* **Given request**: Restate the full set of records exactly, without adding or dropping a word.
___
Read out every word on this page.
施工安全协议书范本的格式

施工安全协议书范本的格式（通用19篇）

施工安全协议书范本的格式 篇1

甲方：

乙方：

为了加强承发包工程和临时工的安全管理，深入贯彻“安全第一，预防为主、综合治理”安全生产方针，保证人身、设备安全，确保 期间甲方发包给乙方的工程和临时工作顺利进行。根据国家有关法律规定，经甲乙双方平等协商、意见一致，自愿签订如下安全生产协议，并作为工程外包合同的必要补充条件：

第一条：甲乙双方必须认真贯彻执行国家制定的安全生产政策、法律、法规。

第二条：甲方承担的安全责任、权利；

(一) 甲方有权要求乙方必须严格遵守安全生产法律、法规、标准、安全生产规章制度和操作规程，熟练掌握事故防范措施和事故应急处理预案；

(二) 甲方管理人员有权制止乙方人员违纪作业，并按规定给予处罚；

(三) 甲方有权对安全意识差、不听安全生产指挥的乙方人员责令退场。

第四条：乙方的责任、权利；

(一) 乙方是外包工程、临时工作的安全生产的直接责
___
* **Answer to the exercise**:
Read out every word on this page.
施工安全协议书范本的格式

施工安全协议书范本的格式（通用19篇）

施工安全协议书范本的格式 篇1

甲方：

乙方：

为了加强承发包工程和临时工的安全管理，深入贯彻“安全第一，预防为主、综合治理”安全生产方针，保证人身、设备安全，确保 期间甲方发包给乙方的工程和临时工作顺利进行。根据国家有关法律规定，经甲乙双方平等协商、意见一致，自愿签订如下安全生产协议，并作为工程外包合同的必要补充条件：

第一条：甲乙双方必须认真贯彻执行国家制定的安全生产政策、法律、法规。

第二条：甲方承担的安全责任、权利；

(一) 甲方有权要求乙方必须严格遵守安全生产法律、法规、标准、安全生产规章制度和操作规程，熟练掌握事故防范措施和事故应急处理预案；

(二) 甲方管理人员有权制止乙方人员违纪作业，并按规定给予处罚；

(三) 甲方有权对安全意识差、不听安全生产指挥的乙方人员责令退场。

第四条：乙方的责任、权利；

(一) 乙方是外包工程、临时工作的安全生产的直接责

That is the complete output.